>>>>>

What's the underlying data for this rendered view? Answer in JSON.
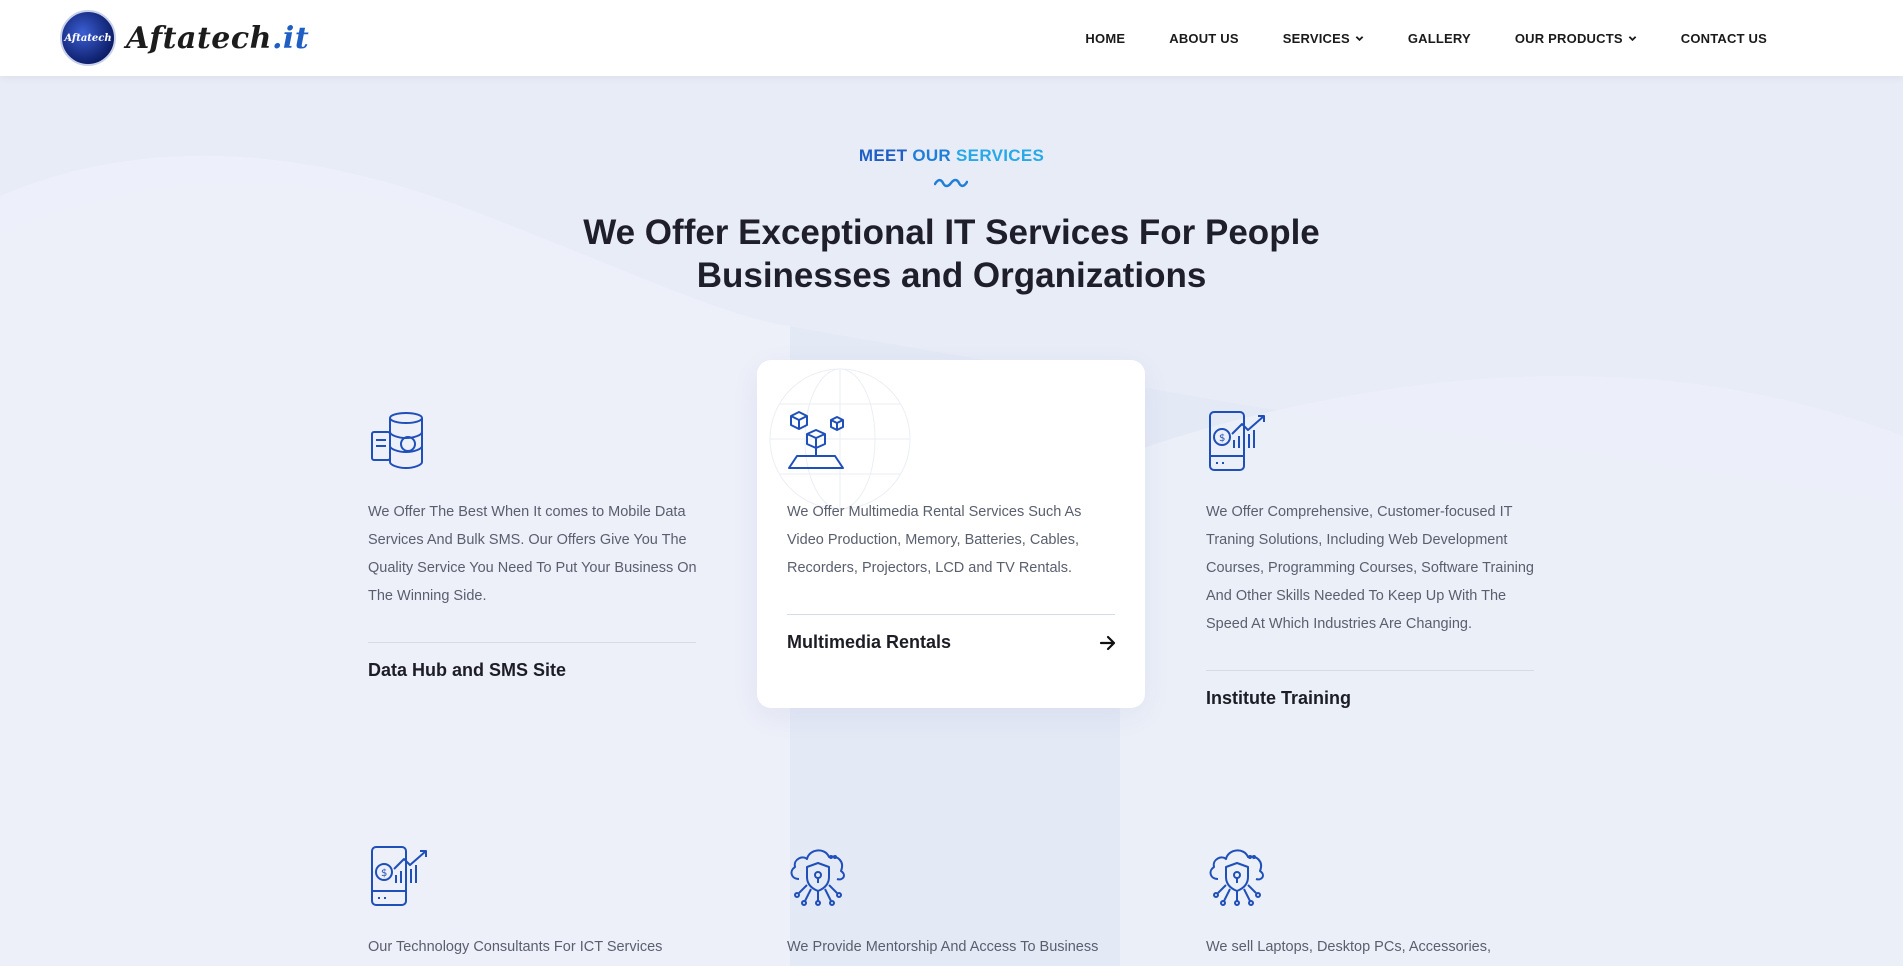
{
  "header": {
    "logo_badge_text": "Aftatech",
    "logo_text": "Aftatech",
    "logo_tld": ".it",
    "nav": [
      {
        "label": "HOME",
        "has_dropdown": false
      },
      {
        "label": "ABOUT US",
        "has_dropdown": false
      },
      {
        "label": "SERVICES",
        "has_dropdown": true
      },
      {
        "label": "GALLERY",
        "has_dropdown": false
      },
      {
        "label": "OUR PRODUCTS",
        "has_dropdown": true
      },
      {
        "label": "CONTACT US",
        "has_dropdown": false
      }
    ]
  },
  "section": {
    "eyebrow_1": "MEET",
    "eyebrow_2": "OUR",
    "eyebrow_3": "SERVICES",
    "headline_line1": "We Offer Exceptional IT Services For People",
    "headline_line2": "Businesses and Organizations"
  },
  "services": [
    {
      "icon": "database-icon",
      "description": "We Offer The Best When It comes to Mobile Data Services And Bulk SMS. Our Offers Give You The Quality Service You Need To Put Your Business On The Winning Side.",
      "title": "Data Hub and SMS Site"
    },
    {
      "icon": "boxes-icon",
      "description": "We Offer Multimedia Rental Services Such As Video Production, Memory, Batteries, Cables, Recorders, Projectors, LCD and TV Rentals.",
      "title": "Multimedia Rentals"
    },
    {
      "icon": "mobile-finance-icon",
      "description": "We Offer Comprehensive, Customer-focused IT Traning Solutions, Including Web Development Courses, Programming Courses, Software Training And Other Skills Needed To Keep Up With The Speed At Which Industries Are Changing.",
      "title": "Institute Training"
    },
    {
      "icon": "mobile-finance-icon",
      "description": "Our Technology Consultants For ICT Services"
    },
    {
      "icon": "cloud-security-icon",
      "description": "We Provide Mentorship And Access To Business"
    },
    {
      "icon": "cloud-security-icon",
      "description": "We sell Laptops, Desktop PCs, Accessories,"
    }
  ],
  "colors": {
    "primary": "#1f5fc4",
    "accent": "#27a9e8",
    "background": "#e8ecf7",
    "heading": "#1f1f2b",
    "body_text": "#5a5f6e"
  }
}
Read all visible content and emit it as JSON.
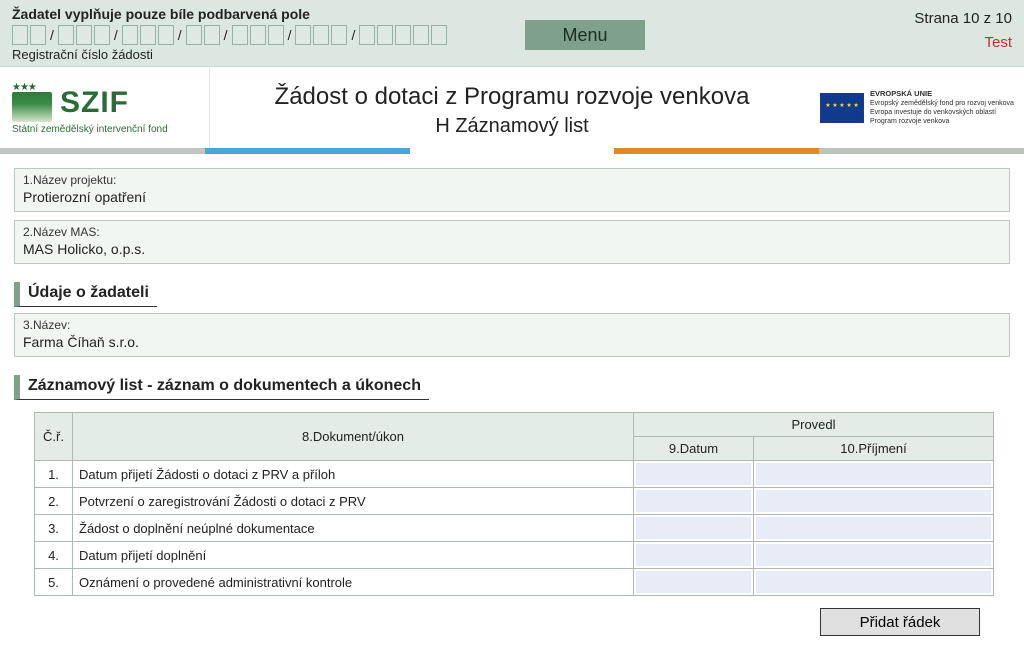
{
  "top_note": "Žadatel vyplňuje pouze bíle podbarvená pole",
  "reg_caption": "Registrační číslo žádosti",
  "reg_groups": [
    2,
    3,
    3,
    2,
    3,
    3,
    5
  ],
  "menu_label": "Menu",
  "page_indicator": "Strana 10 z 10",
  "test_label": "Test",
  "szif": {
    "name": "SZIF",
    "sub": "Státní zemědělský intervenční fond"
  },
  "title": {
    "main": "Žádost o dotaci z Programu rozvoje venkova",
    "sub": "H Záznamový list"
  },
  "eu_text": {
    "l1": "EVROPSKÁ UNIE",
    "l2": "Evropský zemědělský fond pro rozvoj venkova",
    "l3": "Evropa investuje do venkovských oblastí",
    "l4": "Program rozvoje venkova"
  },
  "stripe_colors": [
    "#c0c6c2",
    "#4aa6d4",
    "#ffffff",
    "#dc8a2a",
    "#b9c4bd"
  ],
  "fields": {
    "f1_label": "1.Název projektu:",
    "f1_value": "Protierozní opatření",
    "f2_label": "2.Název MAS:",
    "f2_value": "MAS Holicko, o.p.s.",
    "sec_applicant": "Údaje o žadateli",
    "f3_label": "3.Název:",
    "f3_value": "Farma Číhaň s.r.o.",
    "sec_records": "Záznamový list - záznam o dokumentech a úkonech"
  },
  "table": {
    "h_cr": "Č.ř.",
    "h_doc": "8.Dokument/úkon",
    "h_provedl": "Provedl",
    "h_date": "9.Datum",
    "h_surname": "10.Příjmení",
    "rows": [
      {
        "n": "1.",
        "doc": "Datum přijetí Žádosti o dotaci z PRV a příloh",
        "date": "",
        "surname": ""
      },
      {
        "n": "2.",
        "doc": "Potvrzení o zaregistrování Žádosti o dotaci z PRV",
        "date": "",
        "surname": ""
      },
      {
        "n": "3.",
        "doc": "Žádost o doplnění neúplné dokumentace",
        "date": "",
        "surname": ""
      },
      {
        "n": "4.",
        "doc": "Datum přijetí doplnění",
        "date": "",
        "surname": ""
      },
      {
        "n": "5.",
        "doc": "Oznámení o provedené administrativní kontrole",
        "date": "",
        "surname": ""
      }
    ]
  },
  "add_row_label": "Přidat řádek"
}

<<<<<

● **Direction**
In the listing, how many lines hold "Training"? Answer with a bare number.

● **Task response**
2